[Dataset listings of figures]

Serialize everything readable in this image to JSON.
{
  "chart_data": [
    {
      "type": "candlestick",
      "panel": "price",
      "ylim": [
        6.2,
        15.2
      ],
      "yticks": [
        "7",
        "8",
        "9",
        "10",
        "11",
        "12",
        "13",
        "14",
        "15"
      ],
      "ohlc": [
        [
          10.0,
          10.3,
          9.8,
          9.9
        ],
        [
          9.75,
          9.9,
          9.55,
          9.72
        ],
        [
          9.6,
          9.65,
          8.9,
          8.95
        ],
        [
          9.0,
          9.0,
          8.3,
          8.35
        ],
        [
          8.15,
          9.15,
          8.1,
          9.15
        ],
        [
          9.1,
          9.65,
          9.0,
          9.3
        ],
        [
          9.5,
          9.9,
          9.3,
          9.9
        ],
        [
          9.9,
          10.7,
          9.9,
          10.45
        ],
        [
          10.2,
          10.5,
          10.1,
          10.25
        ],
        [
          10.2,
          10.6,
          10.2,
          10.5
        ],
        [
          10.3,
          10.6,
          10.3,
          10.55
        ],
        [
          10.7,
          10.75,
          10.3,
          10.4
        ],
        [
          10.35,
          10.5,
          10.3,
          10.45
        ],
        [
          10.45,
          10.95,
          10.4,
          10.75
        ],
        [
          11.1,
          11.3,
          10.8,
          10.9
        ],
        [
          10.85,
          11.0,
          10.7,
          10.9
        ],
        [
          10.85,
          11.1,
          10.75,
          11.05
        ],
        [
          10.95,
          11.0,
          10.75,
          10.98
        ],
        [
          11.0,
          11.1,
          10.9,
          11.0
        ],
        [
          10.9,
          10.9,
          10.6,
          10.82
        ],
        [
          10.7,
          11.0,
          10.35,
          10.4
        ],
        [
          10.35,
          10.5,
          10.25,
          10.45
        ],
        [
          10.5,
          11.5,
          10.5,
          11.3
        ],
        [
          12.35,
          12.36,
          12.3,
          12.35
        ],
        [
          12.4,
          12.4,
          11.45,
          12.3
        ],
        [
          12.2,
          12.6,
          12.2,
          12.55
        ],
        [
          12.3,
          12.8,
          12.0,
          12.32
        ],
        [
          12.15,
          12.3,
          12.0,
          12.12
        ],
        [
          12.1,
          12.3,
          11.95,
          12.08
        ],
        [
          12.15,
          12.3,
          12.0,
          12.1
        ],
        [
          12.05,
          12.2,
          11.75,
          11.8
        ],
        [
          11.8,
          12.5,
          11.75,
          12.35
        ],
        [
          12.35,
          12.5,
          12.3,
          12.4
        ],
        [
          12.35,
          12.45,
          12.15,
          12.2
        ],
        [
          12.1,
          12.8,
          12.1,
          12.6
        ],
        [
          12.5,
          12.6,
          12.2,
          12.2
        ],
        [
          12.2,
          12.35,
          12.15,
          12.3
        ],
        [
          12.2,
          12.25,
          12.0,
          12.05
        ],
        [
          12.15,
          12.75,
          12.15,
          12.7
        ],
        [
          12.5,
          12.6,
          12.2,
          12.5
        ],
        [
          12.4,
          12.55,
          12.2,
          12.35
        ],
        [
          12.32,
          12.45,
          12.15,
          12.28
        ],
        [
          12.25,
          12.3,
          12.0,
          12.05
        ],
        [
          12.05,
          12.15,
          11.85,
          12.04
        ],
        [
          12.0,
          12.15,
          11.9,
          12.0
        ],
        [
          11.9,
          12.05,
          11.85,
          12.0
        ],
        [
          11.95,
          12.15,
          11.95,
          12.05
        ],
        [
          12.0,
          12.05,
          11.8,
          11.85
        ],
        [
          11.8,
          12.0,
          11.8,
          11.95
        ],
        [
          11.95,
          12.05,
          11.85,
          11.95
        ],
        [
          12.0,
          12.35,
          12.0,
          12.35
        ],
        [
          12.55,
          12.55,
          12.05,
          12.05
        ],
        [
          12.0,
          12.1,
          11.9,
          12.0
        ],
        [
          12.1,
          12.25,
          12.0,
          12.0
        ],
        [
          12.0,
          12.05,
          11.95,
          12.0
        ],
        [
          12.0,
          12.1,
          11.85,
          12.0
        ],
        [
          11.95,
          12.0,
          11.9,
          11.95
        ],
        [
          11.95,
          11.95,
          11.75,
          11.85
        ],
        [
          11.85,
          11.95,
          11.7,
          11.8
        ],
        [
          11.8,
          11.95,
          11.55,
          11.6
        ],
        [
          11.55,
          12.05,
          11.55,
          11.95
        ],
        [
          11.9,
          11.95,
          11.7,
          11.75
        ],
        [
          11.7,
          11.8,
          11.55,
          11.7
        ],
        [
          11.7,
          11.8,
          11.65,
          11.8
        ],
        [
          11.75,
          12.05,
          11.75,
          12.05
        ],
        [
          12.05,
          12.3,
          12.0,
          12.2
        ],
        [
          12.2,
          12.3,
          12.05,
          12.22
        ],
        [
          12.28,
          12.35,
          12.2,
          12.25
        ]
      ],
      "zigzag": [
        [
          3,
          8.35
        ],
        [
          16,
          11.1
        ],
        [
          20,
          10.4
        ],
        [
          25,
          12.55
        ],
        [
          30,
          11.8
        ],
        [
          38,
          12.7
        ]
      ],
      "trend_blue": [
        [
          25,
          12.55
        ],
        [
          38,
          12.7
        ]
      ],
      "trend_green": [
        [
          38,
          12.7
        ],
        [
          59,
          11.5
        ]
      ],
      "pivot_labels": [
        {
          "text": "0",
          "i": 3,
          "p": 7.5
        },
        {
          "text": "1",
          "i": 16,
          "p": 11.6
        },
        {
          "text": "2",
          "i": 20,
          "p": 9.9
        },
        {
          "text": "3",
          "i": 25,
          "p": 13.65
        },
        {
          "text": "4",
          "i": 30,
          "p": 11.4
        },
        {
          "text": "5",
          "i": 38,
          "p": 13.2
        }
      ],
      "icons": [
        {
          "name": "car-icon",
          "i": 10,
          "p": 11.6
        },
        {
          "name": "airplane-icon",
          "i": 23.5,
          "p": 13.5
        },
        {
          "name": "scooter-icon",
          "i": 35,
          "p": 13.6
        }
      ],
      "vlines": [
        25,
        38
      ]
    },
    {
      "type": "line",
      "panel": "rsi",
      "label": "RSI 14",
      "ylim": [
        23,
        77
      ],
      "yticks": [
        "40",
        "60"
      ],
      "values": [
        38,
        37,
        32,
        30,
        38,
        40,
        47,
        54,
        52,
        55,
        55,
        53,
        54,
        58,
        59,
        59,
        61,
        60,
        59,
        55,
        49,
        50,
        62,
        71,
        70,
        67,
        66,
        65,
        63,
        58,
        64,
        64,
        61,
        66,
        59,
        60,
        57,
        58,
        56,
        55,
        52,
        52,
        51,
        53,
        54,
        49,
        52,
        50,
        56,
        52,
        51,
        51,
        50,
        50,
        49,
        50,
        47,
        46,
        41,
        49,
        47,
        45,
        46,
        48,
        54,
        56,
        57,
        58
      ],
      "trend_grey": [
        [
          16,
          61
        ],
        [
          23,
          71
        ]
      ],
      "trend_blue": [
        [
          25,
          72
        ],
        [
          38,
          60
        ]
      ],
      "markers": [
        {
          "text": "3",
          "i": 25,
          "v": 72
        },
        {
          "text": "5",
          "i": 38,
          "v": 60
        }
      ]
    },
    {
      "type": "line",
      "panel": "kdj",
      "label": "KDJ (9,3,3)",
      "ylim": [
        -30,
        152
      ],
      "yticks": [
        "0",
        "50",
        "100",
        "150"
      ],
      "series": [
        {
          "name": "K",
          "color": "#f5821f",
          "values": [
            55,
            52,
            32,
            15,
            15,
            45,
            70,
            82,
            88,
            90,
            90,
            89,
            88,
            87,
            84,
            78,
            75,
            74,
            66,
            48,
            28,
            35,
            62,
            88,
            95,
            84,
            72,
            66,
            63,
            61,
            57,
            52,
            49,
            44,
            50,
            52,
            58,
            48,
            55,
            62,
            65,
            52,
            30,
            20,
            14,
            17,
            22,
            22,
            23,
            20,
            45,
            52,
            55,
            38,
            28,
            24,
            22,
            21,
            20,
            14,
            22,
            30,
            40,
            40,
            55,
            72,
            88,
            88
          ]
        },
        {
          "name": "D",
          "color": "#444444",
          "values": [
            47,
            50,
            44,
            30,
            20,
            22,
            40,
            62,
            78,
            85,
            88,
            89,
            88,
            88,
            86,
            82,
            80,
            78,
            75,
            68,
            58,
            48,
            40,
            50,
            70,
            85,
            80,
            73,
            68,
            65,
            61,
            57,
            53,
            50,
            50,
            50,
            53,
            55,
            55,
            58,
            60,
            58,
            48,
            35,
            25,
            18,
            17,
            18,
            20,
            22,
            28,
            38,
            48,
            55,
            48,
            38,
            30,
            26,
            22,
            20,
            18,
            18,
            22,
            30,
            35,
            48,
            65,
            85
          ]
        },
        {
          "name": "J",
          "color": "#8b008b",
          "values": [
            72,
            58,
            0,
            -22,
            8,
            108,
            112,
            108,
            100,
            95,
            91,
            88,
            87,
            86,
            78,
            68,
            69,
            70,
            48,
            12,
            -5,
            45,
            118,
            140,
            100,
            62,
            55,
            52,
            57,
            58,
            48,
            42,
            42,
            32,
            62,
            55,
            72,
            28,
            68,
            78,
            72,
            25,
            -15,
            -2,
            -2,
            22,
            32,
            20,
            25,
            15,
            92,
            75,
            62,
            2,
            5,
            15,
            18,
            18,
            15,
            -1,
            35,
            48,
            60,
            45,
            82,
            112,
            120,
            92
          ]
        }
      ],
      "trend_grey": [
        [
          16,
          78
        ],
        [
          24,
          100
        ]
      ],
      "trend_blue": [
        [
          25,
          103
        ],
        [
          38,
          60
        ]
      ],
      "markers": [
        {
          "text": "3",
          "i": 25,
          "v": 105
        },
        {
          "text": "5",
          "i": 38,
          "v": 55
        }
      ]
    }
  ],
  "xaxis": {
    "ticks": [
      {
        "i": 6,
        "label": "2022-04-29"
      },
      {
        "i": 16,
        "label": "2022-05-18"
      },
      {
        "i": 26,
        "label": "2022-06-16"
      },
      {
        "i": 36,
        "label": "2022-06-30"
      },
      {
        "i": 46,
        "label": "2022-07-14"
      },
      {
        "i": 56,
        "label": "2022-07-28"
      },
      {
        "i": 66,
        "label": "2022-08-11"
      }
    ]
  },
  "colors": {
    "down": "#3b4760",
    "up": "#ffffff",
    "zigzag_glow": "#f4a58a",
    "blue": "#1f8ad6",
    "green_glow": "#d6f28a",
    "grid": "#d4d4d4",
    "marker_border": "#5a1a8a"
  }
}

◆ **JOB**:
Gather and copy every line of the data in which the string "name" is found.

◆ **WRITTEN SOLUTION**:
          "name": "car-icon",
          "name": "airplane-icon",
          "name": "scooter-icon",
          "name": "K",
          "name": "D",
          "name": "J",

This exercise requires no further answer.